→ **PROBLEM REQUIREMENTS**: Assemble all lines in which the string "values" appears.

+===+

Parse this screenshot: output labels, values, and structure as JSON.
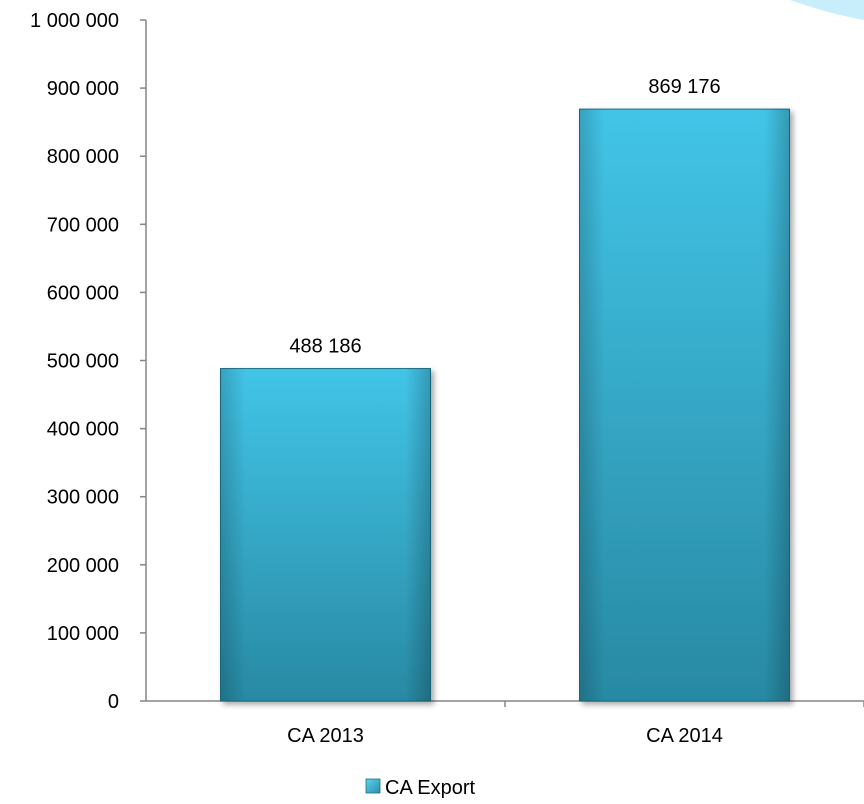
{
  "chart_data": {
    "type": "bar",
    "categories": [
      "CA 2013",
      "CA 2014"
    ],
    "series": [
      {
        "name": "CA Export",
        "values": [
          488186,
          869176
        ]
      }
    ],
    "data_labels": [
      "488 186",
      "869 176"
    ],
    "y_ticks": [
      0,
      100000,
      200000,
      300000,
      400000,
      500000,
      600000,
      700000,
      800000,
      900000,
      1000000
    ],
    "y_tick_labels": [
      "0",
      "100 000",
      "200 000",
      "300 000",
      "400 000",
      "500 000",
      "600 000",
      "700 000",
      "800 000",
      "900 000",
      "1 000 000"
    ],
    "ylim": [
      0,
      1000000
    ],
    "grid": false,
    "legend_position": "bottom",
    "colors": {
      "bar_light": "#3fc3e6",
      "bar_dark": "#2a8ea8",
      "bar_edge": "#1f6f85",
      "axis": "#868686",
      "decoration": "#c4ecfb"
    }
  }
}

+===+

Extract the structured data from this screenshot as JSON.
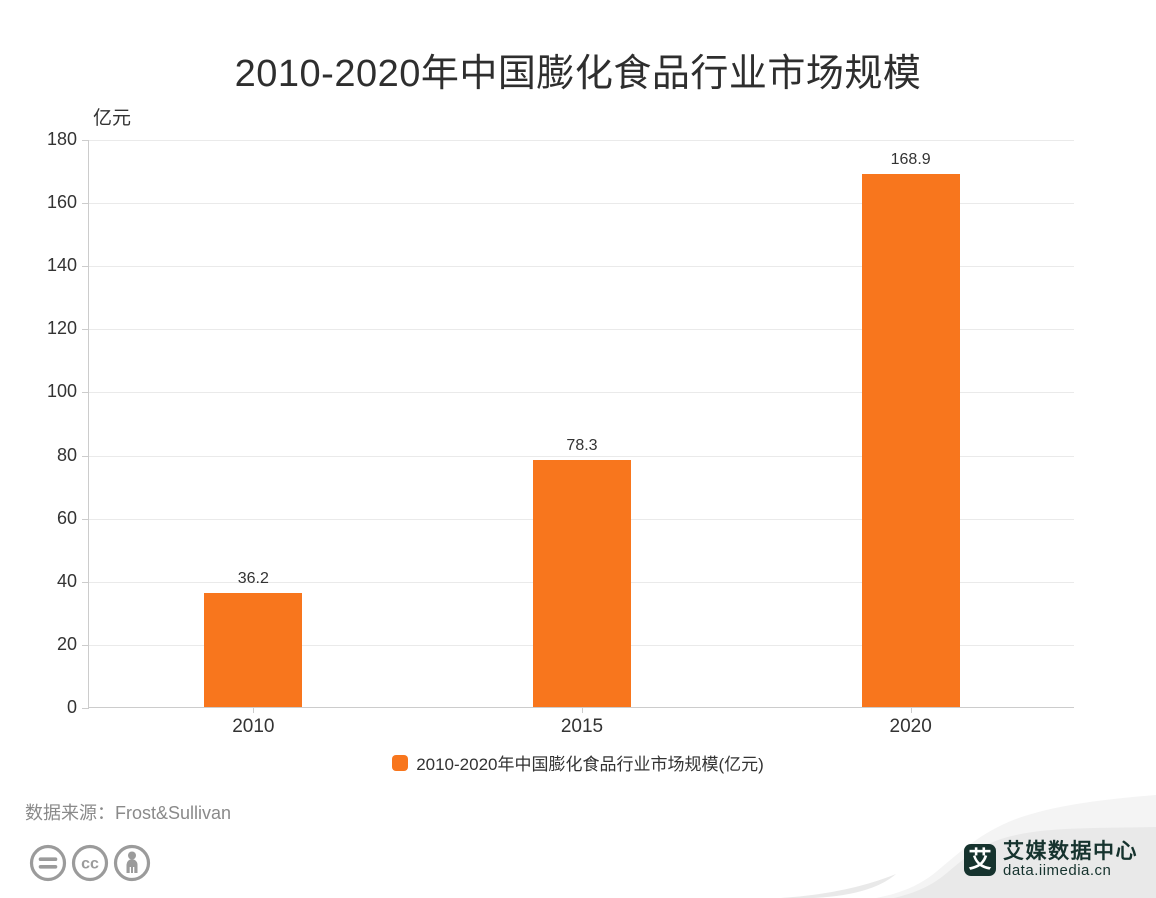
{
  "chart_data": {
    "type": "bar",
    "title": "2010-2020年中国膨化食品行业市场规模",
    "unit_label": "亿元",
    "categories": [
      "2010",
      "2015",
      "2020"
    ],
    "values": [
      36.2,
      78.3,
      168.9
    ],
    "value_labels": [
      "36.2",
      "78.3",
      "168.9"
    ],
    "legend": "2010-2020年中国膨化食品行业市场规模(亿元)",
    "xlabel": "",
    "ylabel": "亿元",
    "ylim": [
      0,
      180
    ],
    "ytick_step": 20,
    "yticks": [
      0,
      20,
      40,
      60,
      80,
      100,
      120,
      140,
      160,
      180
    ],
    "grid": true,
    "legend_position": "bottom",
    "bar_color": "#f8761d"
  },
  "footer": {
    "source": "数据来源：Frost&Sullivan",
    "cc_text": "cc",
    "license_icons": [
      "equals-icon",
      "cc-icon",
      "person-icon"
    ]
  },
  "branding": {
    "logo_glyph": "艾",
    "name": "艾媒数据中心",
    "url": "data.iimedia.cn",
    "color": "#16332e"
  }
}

+===+

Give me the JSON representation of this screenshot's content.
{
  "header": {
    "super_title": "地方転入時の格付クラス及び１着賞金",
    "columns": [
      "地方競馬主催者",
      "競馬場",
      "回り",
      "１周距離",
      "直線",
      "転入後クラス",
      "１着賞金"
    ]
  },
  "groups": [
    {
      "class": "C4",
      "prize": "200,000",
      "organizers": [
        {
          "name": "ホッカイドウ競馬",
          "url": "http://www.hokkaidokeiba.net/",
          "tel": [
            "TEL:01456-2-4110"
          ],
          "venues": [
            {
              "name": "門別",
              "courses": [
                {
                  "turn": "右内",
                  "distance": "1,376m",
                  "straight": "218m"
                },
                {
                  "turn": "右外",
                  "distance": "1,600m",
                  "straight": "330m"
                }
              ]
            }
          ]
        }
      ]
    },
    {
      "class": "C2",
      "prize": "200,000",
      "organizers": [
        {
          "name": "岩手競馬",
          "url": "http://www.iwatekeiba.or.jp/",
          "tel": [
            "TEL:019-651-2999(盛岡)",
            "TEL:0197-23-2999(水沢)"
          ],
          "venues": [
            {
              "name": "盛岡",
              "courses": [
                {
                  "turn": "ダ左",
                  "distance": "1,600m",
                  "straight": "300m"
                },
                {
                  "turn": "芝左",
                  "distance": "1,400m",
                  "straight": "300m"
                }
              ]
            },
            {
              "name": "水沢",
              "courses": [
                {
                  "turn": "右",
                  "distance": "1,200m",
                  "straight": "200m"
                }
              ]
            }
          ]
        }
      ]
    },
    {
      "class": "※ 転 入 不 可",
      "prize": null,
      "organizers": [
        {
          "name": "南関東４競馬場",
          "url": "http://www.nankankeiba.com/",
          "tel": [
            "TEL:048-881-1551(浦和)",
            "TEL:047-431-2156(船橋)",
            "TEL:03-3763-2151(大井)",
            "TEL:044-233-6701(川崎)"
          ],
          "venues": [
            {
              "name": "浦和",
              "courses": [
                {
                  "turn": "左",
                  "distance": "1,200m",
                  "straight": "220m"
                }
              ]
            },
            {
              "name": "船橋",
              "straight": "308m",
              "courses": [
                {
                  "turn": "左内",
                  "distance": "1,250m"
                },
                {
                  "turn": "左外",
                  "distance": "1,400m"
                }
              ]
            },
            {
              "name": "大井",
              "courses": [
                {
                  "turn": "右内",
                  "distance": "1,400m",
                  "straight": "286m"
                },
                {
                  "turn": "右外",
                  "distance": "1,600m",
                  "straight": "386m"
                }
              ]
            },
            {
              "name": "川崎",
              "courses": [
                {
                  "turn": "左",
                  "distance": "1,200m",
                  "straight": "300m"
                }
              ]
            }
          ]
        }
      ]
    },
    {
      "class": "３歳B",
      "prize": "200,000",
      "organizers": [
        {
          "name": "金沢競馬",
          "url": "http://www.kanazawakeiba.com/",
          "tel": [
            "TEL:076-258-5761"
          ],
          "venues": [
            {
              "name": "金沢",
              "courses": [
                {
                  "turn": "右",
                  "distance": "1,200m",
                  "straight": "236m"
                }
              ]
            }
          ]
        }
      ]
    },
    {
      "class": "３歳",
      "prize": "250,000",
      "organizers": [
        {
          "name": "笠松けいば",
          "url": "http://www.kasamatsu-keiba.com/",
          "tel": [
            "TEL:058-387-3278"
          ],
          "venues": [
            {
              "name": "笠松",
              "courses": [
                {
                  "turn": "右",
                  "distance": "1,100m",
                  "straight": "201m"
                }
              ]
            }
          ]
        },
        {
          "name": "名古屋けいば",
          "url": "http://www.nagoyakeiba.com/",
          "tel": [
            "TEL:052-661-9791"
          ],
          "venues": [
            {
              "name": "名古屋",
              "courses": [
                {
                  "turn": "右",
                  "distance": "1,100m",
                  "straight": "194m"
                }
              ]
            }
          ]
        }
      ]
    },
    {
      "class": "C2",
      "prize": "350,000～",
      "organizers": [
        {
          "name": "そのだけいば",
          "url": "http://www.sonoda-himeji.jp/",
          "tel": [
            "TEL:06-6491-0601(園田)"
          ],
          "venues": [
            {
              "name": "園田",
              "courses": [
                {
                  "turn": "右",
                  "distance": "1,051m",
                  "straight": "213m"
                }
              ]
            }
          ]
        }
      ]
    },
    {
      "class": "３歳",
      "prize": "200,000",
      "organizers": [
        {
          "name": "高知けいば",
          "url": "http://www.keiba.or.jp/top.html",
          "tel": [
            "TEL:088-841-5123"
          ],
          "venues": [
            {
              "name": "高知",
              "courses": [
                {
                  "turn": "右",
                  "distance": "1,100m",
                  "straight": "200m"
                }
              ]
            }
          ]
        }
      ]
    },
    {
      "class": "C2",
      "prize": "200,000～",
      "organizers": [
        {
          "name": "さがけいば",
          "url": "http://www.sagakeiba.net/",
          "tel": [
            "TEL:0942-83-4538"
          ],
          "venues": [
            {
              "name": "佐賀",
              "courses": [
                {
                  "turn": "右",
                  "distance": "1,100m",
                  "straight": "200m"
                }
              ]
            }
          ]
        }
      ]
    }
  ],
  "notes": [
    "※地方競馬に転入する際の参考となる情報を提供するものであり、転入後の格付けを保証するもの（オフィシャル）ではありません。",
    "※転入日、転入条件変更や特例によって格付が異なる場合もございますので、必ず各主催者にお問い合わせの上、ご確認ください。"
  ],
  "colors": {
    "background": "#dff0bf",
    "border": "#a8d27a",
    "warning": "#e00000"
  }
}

+===+

→ **SOLUTION FOR THIS PROBLEM**:
Parse this screenshot: output labels, values, and structure as JSON.
        "values": [
    "values": [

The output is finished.